■ **What to do**
Copy every line of the data that includes the string "handling".

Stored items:

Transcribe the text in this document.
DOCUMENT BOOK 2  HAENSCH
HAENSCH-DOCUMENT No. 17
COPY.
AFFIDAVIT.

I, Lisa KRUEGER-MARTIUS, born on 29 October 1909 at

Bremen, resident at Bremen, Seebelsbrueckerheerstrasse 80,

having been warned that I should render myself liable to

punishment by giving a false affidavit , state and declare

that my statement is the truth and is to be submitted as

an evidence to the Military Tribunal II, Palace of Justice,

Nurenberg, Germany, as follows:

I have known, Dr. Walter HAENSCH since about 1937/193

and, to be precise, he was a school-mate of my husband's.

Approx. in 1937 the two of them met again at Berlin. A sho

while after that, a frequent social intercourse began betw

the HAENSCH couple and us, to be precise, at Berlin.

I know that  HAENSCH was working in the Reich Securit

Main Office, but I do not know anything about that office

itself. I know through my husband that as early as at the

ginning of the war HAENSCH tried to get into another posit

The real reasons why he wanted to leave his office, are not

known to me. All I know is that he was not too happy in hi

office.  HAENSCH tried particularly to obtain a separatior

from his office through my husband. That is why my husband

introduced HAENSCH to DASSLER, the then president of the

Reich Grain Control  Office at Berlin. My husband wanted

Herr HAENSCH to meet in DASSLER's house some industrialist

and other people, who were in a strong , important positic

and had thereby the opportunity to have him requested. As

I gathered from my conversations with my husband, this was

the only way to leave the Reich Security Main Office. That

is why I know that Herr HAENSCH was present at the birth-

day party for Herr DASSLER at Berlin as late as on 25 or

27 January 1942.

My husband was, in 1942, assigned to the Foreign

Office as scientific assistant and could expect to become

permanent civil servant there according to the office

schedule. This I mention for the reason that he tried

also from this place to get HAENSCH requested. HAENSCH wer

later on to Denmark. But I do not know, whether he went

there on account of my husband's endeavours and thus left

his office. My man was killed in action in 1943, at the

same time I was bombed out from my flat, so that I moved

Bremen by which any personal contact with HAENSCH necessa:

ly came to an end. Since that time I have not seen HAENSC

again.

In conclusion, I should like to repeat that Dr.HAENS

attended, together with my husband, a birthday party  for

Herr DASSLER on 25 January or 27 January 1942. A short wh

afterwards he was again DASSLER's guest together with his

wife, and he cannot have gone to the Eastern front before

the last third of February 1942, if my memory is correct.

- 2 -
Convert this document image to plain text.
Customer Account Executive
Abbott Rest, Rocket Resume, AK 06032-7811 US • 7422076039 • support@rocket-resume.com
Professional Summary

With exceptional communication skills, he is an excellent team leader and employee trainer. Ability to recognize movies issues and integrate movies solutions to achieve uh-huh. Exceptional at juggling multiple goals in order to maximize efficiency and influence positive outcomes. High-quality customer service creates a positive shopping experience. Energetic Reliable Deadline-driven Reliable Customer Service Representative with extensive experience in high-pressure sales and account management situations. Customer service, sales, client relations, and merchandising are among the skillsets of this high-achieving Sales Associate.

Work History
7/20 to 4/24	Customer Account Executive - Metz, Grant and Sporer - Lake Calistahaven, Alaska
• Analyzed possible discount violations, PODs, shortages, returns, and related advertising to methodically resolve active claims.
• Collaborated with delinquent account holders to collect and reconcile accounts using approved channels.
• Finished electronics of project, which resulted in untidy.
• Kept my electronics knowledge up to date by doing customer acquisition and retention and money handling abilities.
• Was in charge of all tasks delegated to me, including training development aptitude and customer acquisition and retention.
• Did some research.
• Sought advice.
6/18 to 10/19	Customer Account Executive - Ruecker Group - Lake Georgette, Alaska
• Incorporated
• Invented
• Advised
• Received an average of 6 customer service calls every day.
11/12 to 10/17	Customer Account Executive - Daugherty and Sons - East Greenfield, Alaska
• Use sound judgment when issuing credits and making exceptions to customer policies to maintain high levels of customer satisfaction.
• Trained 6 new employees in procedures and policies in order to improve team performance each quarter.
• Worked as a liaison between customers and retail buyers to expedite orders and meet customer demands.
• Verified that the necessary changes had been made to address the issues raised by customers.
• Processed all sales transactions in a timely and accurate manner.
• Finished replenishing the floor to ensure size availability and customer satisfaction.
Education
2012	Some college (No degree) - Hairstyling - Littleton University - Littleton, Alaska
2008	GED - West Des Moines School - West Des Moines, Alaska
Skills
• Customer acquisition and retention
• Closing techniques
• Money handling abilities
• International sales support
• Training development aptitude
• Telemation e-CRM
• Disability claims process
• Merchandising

■ **Task output**
• Kept my electronics knowledge up to date by doing customer acquisition and retention and money handling abilities.
• Money handling abilities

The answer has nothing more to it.